TASK INSTRUCTIONS → Provide only the number of lines in the records below that include "true".

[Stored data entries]

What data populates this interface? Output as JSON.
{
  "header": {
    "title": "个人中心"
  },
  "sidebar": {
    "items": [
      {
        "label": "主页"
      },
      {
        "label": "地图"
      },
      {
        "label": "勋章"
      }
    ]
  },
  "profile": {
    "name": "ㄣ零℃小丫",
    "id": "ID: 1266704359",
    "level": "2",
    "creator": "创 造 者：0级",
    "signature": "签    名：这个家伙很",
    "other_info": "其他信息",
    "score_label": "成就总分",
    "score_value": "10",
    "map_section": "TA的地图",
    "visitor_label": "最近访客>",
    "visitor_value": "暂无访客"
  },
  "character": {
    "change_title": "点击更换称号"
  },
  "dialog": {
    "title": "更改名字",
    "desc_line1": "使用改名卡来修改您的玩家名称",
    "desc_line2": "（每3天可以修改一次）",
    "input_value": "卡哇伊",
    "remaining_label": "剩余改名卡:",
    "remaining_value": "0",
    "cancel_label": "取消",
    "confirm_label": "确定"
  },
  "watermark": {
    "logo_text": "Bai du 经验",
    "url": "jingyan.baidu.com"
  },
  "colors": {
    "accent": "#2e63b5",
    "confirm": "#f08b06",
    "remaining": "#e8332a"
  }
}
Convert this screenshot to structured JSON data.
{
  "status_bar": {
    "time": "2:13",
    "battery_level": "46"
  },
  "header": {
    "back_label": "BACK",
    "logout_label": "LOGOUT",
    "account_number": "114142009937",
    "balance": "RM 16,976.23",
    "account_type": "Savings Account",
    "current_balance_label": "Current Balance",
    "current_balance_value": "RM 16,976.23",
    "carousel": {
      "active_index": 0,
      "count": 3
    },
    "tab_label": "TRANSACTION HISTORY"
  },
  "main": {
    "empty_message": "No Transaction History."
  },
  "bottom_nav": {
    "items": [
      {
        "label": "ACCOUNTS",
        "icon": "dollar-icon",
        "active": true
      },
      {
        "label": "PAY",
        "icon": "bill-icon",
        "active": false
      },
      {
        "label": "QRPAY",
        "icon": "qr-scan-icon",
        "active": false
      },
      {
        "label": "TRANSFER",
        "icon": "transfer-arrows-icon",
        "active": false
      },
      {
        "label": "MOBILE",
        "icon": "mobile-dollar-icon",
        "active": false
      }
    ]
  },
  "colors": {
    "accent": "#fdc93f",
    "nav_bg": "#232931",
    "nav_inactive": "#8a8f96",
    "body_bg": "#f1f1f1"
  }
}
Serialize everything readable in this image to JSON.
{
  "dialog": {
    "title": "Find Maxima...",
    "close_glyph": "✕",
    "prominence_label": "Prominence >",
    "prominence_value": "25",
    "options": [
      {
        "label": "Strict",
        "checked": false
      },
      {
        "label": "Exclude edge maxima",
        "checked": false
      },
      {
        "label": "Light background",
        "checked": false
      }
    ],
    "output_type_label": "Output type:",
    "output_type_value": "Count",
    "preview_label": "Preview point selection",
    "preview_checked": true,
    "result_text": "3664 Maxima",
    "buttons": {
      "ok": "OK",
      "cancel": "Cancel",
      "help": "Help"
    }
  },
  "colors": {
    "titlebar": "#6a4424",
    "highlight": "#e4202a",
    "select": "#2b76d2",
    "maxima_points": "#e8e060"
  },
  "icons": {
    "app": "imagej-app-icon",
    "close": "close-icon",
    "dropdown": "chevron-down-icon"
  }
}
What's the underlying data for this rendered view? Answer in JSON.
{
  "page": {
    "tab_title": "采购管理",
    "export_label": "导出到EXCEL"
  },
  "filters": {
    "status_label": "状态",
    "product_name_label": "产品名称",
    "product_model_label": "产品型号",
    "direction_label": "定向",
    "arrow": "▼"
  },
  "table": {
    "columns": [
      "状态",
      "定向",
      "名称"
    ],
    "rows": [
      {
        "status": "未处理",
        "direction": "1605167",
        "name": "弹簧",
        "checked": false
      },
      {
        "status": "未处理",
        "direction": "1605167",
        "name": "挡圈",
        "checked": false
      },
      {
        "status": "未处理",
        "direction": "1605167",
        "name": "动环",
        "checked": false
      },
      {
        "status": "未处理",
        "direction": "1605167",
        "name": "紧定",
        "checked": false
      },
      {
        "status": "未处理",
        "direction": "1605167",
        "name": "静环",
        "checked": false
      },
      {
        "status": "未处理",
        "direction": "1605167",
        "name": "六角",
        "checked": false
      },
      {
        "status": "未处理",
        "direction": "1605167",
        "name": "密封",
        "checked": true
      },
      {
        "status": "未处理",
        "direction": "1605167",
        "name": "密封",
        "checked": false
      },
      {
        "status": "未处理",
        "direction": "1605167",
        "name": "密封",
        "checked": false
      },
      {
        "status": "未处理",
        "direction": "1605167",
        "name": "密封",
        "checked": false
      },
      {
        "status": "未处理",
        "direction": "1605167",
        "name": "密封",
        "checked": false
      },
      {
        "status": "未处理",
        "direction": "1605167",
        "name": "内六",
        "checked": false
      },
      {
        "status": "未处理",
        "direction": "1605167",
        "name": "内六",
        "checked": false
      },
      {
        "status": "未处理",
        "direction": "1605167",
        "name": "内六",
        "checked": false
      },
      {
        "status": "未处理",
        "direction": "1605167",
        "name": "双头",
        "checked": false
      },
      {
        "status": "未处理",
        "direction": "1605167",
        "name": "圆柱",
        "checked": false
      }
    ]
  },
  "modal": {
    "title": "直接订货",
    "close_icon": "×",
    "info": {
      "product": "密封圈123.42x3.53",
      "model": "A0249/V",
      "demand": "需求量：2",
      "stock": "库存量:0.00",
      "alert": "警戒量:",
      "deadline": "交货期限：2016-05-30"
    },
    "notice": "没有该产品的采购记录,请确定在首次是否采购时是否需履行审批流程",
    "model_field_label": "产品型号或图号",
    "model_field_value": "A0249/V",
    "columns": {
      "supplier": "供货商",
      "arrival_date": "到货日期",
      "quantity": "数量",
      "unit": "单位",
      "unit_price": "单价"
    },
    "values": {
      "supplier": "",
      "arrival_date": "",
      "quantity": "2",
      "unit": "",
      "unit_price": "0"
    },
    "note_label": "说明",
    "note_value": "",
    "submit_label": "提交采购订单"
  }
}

EXPECTED ANSWER → 3